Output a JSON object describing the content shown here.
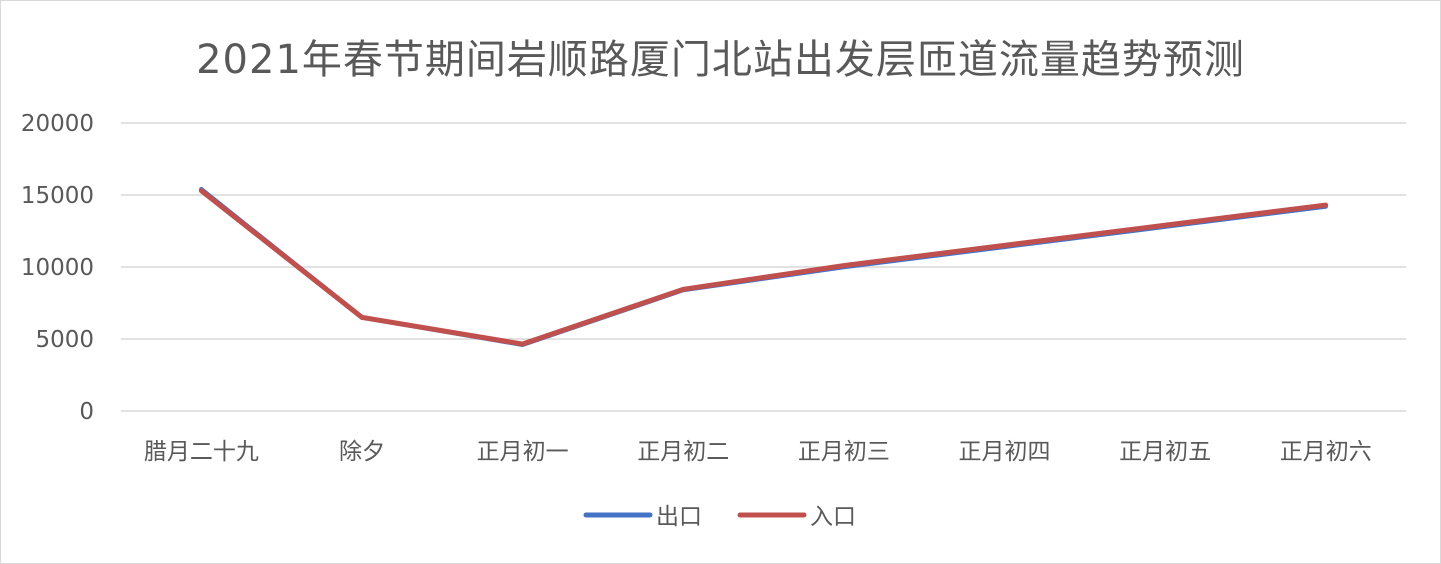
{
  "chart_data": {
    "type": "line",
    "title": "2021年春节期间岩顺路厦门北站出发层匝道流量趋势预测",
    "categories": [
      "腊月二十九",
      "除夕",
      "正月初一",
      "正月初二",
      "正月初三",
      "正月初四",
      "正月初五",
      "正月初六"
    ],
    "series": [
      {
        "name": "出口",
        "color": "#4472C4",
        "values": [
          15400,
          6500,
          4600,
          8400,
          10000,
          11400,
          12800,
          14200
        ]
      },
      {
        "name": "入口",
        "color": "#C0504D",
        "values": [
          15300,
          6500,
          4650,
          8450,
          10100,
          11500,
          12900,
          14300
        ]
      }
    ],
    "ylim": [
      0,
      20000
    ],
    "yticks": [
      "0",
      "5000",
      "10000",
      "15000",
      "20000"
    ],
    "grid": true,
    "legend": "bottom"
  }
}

....

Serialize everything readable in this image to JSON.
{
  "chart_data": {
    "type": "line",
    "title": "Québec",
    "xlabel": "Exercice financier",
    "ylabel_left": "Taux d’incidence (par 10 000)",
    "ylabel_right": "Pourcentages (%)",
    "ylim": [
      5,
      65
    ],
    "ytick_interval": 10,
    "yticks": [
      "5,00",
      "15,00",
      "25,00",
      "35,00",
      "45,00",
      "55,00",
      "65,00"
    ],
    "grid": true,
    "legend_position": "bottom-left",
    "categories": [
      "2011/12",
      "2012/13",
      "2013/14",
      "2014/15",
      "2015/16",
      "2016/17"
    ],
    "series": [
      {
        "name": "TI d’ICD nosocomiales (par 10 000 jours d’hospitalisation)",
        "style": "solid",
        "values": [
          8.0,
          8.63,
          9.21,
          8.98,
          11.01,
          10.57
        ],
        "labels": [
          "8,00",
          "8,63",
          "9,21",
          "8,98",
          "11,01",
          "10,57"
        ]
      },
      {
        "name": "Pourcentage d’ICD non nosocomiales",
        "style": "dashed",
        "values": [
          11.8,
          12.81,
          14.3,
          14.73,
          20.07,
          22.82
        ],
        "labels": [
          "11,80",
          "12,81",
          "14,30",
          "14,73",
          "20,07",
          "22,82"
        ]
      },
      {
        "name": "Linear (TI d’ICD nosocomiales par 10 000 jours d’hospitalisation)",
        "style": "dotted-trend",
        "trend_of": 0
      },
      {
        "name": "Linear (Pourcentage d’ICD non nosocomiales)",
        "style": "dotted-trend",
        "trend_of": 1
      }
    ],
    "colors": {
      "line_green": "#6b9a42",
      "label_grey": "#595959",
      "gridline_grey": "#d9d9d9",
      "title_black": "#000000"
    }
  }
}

....

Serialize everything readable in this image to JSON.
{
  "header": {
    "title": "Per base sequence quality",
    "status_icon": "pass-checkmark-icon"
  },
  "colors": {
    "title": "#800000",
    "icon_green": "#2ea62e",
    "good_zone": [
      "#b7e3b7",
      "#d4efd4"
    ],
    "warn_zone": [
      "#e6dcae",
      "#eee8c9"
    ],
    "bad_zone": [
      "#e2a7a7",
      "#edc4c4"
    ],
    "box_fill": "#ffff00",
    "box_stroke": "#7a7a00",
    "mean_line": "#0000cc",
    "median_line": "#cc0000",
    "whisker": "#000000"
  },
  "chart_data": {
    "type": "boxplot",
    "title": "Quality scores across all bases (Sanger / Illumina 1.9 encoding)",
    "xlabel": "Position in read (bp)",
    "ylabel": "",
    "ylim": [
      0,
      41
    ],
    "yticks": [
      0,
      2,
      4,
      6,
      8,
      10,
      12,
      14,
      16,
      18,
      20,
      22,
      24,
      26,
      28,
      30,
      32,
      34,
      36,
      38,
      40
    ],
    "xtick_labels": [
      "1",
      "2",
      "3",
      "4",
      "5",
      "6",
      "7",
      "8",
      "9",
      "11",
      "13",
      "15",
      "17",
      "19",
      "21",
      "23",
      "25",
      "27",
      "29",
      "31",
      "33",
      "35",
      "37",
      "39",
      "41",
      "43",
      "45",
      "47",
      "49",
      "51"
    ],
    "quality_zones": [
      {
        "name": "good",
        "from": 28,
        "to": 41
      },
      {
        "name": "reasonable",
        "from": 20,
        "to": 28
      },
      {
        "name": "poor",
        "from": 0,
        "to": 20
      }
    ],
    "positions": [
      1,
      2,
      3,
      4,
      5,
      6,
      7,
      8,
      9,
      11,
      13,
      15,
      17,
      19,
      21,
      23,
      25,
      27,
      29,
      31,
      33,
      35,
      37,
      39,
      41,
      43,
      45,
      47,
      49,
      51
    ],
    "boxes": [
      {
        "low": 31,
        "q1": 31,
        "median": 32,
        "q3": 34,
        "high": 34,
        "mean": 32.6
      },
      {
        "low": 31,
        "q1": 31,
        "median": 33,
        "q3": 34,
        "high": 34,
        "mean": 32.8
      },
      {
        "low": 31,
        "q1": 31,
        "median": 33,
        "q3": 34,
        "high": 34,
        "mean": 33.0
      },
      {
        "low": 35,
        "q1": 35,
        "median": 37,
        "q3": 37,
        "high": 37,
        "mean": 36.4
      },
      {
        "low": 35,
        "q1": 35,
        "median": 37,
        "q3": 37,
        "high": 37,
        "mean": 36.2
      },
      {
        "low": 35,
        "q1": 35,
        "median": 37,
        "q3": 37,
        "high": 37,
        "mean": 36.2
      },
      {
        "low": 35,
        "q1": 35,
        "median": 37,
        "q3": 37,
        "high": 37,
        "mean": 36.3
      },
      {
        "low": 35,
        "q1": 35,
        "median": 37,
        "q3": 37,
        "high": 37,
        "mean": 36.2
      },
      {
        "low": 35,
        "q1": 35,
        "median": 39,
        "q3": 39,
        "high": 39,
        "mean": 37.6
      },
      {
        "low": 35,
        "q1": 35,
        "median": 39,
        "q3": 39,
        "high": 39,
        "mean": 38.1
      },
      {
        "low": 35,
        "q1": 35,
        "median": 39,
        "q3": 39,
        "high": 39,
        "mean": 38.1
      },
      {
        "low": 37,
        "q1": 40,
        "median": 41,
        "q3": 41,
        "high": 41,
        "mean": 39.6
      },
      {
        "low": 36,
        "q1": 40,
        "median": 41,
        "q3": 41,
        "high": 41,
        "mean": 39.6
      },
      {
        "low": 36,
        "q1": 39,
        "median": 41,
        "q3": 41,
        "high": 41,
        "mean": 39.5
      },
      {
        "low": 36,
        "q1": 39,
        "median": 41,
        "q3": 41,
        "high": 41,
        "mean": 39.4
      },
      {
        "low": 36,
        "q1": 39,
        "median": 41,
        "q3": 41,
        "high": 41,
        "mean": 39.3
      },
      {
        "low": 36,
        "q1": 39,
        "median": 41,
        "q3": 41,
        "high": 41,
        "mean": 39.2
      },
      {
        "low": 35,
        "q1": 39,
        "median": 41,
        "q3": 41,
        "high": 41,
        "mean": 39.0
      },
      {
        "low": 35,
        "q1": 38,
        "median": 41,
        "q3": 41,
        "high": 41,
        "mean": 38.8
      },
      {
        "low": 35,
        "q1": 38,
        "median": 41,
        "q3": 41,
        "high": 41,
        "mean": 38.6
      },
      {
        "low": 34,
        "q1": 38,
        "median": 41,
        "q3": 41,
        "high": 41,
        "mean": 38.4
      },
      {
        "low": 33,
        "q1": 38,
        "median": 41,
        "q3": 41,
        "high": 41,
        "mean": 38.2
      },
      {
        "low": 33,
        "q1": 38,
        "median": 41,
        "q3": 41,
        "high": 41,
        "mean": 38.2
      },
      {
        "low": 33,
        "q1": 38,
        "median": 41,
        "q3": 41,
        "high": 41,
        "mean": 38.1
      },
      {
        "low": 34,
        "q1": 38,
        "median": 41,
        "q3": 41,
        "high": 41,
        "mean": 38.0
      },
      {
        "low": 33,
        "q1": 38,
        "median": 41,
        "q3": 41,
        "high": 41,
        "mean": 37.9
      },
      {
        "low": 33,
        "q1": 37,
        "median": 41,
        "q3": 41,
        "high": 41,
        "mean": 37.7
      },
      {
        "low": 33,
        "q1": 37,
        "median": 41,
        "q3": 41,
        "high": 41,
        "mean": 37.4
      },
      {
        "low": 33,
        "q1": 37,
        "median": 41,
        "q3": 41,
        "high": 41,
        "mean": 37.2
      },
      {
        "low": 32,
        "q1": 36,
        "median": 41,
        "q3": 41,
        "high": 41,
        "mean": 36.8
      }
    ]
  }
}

....

> [To do]: From the listing above, pick out every line containing "hospitalisation".

> [Problem solution]:
        "name": "TI d’ICD nosocomiales (par 10 000 jours d’hospitalisation)",
        "name": "Linear (TI d’ICD nosocomiales par 10 000 jours d’hospitalisation)",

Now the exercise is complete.